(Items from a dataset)
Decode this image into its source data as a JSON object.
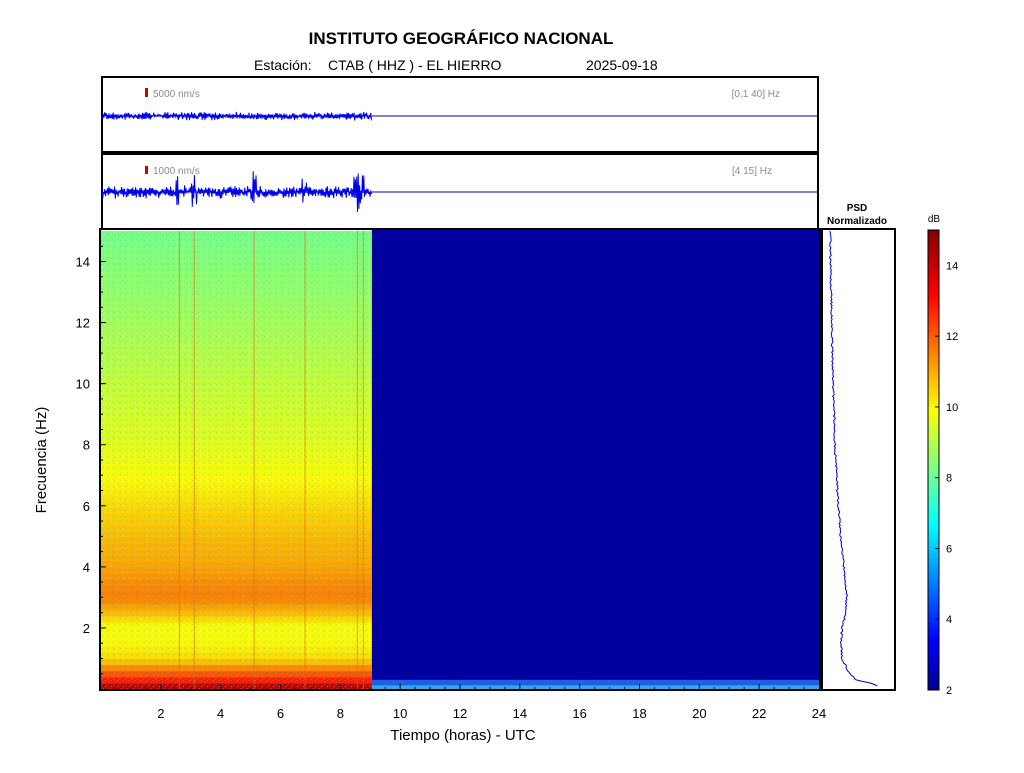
{
  "header": {
    "title": "INSTITUTO GEOGRÁFICO NACIONAL",
    "station_label": "Estación:",
    "station": "CTAB ( HHZ ) - EL HIERRO",
    "date": "2025-09-18"
  },
  "trace1": {
    "scale_label": "5000 nm/s",
    "filter_label": "[0.1 40] Hz"
  },
  "trace2": {
    "scale_label": "1000 nm/s",
    "filter_label": "[4 15] Hz"
  },
  "psd": {
    "title_line1": "PSD",
    "title_line2": "Normalizado"
  },
  "colorbar": {
    "unit": "dB"
  },
  "chart_data": [
    {
      "type": "line",
      "name": "seismogram-broadband",
      "x_range": [
        0,
        24
      ],
      "data_end_hour": 9.05,
      "filter": "[0.1 40] Hz",
      "scale": "5000 nm/s"
    },
    {
      "type": "line",
      "name": "seismogram-filtered",
      "x_range": [
        0,
        24
      ],
      "data_end_hour": 9.05,
      "filter": "[4 15] Hz",
      "scale": "1000 nm/s",
      "notable_events_hours": [
        2.6,
        3.1,
        5.1,
        6.8,
        8.55,
        8.75
      ]
    },
    {
      "type": "heatmap",
      "xlabel": "Tiempo (horas) - UTC",
      "ylabel": "Frecuencia  (Hz)",
      "xlim": [
        0,
        24
      ],
      "ylim": [
        0,
        15
      ],
      "x_ticks": [
        2,
        4,
        6,
        8,
        10,
        12,
        14,
        16,
        18,
        20,
        22,
        24
      ],
      "y_ticks": [
        2,
        4,
        6,
        8,
        10,
        12,
        14
      ],
      "data_end_hour": 9.05,
      "color_scale_db": [
        2,
        15
      ],
      "colorbar_ticks": [
        2,
        4,
        6,
        8,
        10,
        12,
        14
      ],
      "band_profile_db": [
        {
          "f": 0.1,
          "db": 14.2
        },
        {
          "f": 0.3,
          "db": 13.0
        },
        {
          "f": 0.6,
          "db": 12.0
        },
        {
          "f": 1.0,
          "db": 10.6
        },
        {
          "f": 1.5,
          "db": 10.2
        },
        {
          "f": 2.0,
          "db": 10.0
        },
        {
          "f": 2.5,
          "db": 11.0
        },
        {
          "f": 3.0,
          "db": 11.8
        },
        {
          "f": 3.5,
          "db": 11.6
        },
        {
          "f": 4.0,
          "db": 11.3
        },
        {
          "f": 5.0,
          "db": 11.0
        },
        {
          "f": 6.0,
          "db": 10.6
        },
        {
          "f": 7.0,
          "db": 10.1
        },
        {
          "f": 8.0,
          "db": 9.8
        },
        {
          "f": 9.0,
          "db": 9.6
        },
        {
          "f": 10.0,
          "db": 9.4
        },
        {
          "f": 11.0,
          "db": 9.2
        },
        {
          "f": 12.0,
          "db": 9.0
        },
        {
          "f": 13.0,
          "db": 8.8
        },
        {
          "f": 14.0,
          "db": 8.6
        },
        {
          "f": 15.0,
          "db": 8.4
        }
      ]
    },
    {
      "type": "line",
      "name": "psd-normalized",
      "ylim": [
        0,
        15
      ],
      "points": [
        {
          "f": 0.1,
          "v": 0.9
        },
        {
          "f": 0.2,
          "v": 0.75
        },
        {
          "f": 0.3,
          "v": 0.55
        },
        {
          "f": 0.5,
          "v": 0.42
        },
        {
          "f": 0.8,
          "v": 0.35
        },
        {
          "f": 1.0,
          "v": 0.3
        },
        {
          "f": 1.5,
          "v": 0.28
        },
        {
          "f": 2.0,
          "v": 0.3
        },
        {
          "f": 2.5,
          "v": 0.36
        },
        {
          "f": 3.0,
          "v": 0.38
        },
        {
          "f": 3.5,
          "v": 0.36
        },
        {
          "f": 4.0,
          "v": 0.33
        },
        {
          "f": 5.0,
          "v": 0.28
        },
        {
          "f": 6.0,
          "v": 0.24
        },
        {
          "f": 7.0,
          "v": 0.21
        },
        {
          "f": 8.0,
          "v": 0.18
        },
        {
          "f": 9.0,
          "v": 0.17
        },
        {
          "f": 10.0,
          "v": 0.15
        },
        {
          "f": 11.0,
          "v": 0.14
        },
        {
          "f": 12.0,
          "v": 0.13
        },
        {
          "f": 13.0,
          "v": 0.12
        },
        {
          "f": 14.0,
          "v": 0.11
        },
        {
          "f": 15.0,
          "v": 0.11
        }
      ]
    }
  ]
}
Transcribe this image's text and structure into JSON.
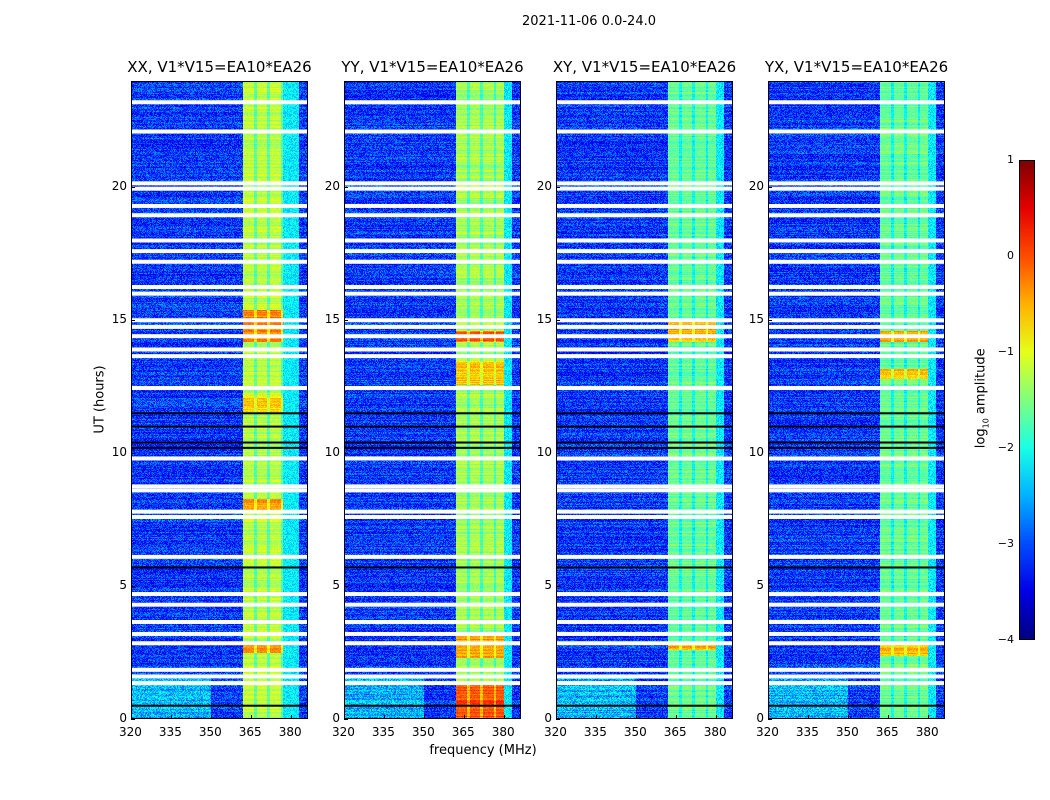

▶ _Your goal_: Quote all the lines above exactly as given. Do not include the pictures.

▶ _Output for this task_:
Decode this image into its source data as a JSON object.
{
  "header": {
    "title": "INSTITUTO GEOGRÁFICO NACIONAL",
    "station_label": "Estación:",
    "station": "CTAB ( HHZ ) - EL HIERRO",
    "date": "2025-09-18"
  },
  "trace1": {
    "scale_label": "5000 nm/s",
    "filter_label": "[0.1 40] Hz"
  },
  "trace2": {
    "scale_label": "1000 nm/s",
    "filter_label": "[4 15] Hz"
  },
  "psd": {
    "title_line1": "PSD",
    "title_line2": "Normalizado"
  },
  "colorbar": {
    "unit": "dB"
  },
  "chart_data": [
    {
      "type": "line",
      "name": "seismogram-broadband",
      "x_range": [
        0,
        24
      ],
      "data_end_hour": 9.05,
      "filter": "[0.1 40] Hz",
      "scale": "5000 nm/s"
    },
    {
      "type": "line",
      "name": "seismogram-filtered",
      "x_range": [
        0,
        24
      ],
      "data_end_hour": 9.05,
      "filter": "[4 15] Hz",
      "scale": "1000 nm/s",
      "notable_events_hours": [
        2.6,
        3.1,
        5.1,
        6.8,
        8.55,
        8.75
      ]
    },
    {
      "type": "heatmap",
      "xlabel": "Tiempo (horas) - UTC",
      "ylabel": "Frecuencia  (Hz)",
      "xlim": [
        0,
        24
      ],
      "ylim": [
        0,
        15
      ],
      "x_ticks": [
        2,
        4,
        6,
        8,
        10,
        12,
        14,
        16,
        18,
        20,
        22,
        24
      ],
      "y_ticks": [
        2,
        4,
        6,
        8,
        10,
        12,
        14
      ],
      "data_end_hour": 9.05,
      "color_scale_db": [
        2,
        15
      ],
      "colorbar_ticks": [
        2,
        4,
        6,
        8,
        10,
        12,
        14
      ],
      "band_profile_db": [
        {
          "f": 0.1,
          "db": 14.2
        },
        {
          "f": 0.3,
          "db": 13.0
        },
        {
          "f": 0.6,
          "db": 12.0
        },
        {
          "f": 1.0,
          "db": 10.6
        },
        {
          "f": 1.5,
          "db": 10.2
        },
        {
          "f": 2.0,
          "db": 10.0
        },
        {
          "f": 2.5,
          "db": 11.0
        },
        {
          "f": 3.0,
          "db": 11.8
        },
        {
          "f": 3.5,
          "db": 11.6
        },
        {
          "f": 4.0,
          "db": 11.3
        },
        {
          "f": 5.0,
          "db": 11.0
        },
        {
          "f": 6.0,
          "db": 10.6
        },
        {
          "f": 7.0,
          "db": 10.1
        },
        {
          "f": 8.0,
          "db": 9.8
        },
        {
          "f": 9.0,
          "db": 9.6
        },
        {
          "f": 10.0,
          "db": 9.4
        },
        {
          "f": 11.0,
          "db": 9.2
        },
        {
          "f": 12.0,
          "db": 9.0
        },
        {
          "f": 13.0,
          "db": 8.8
        },
        {
          "f": 14.0,
          "db": 8.6
        },
        {
          "f": 15.0,
          "db": 8.4
        }
      ]
    },
    {
      "type": "line",
      "name": "psd-normalized",
      "ylim": [
        0,
        15
      ],
      "points": [
        {
          "f": 0.1,
          "v": 0.9
        },
        {
          "f": 0.2,
          "v": 0.75
        },
        {
          "f": 0.3,
          "v": 0.55
        },
        {
          "f": 0.5,
          "v": 0.42
        },
        {
          "f": 0.8,
          "v": 0.35
        },
        {
          "f": 1.0,
          "v": 0.3
        },
        {
          "f": 1.5,
          "v": 0.28
        },
        {
          "f": 2.0,
          "v": 0.3
        },
        {
          "f": 2.5,
          "v": 0.36
        },
        {
          "f": 3.0,
          "v": 0.38
        },
        {
          "f": 3.5,
          "v": 0.36
        },
        {
          "f": 4.0,
          "v": 0.33
        },
        {
          "f": 5.0,
          "v": 0.28
        },
        {
          "f": 6.0,
          "v": 0.24
        },
        {
          "f": 7.0,
          "v": 0.21
        },
        {
          "f": 8.0,
          "v": 0.18
        },
        {
          "f": 9.0,
          "v": 0.17
        },
        {
          "f": 10.0,
          "v": 0.15
        },
        {
          "f": 11.0,
          "v": 0.14
        },
        {
          "f": 12.0,
          "v": 0.13
        },
        {
          "f": 13.0,
          "v": 0.12
        },
        {
          "f": 14.0,
          "v": 0.11
        },
        {
          "f": 15.0,
          "v": 0.11
        }
      ]
    }
  ]
}
Transcribe this image's text and structure into JSON.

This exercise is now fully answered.